## The task
Leave every picture out and write out the records below exactly.

[start of Dataset]

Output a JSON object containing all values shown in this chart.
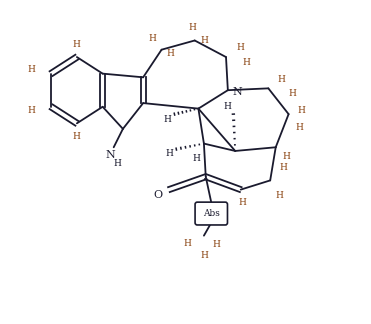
{
  "bg_color": "#ffffff",
  "bond_color": "#1a1a2e",
  "H_color": "#8B4513",
  "figsize": [
    3.71,
    3.24
  ],
  "dpi": 100,
  "xlim": [
    0,
    10
  ],
  "ylim": [
    0,
    8.5
  ]
}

[end of Dataset]

## Exercise result
Output a JSON object containing all values shown in this chart.
{
  "bg_color": "#ffffff",
  "bond_color": "#1a1a2e",
  "H_color": "#8B4513",
  "figsize": [
    3.71,
    3.24
  ],
  "dpi": 100,
  "xlim": [
    0,
    10
  ],
  "ylim": [
    0,
    8.5
  ]
}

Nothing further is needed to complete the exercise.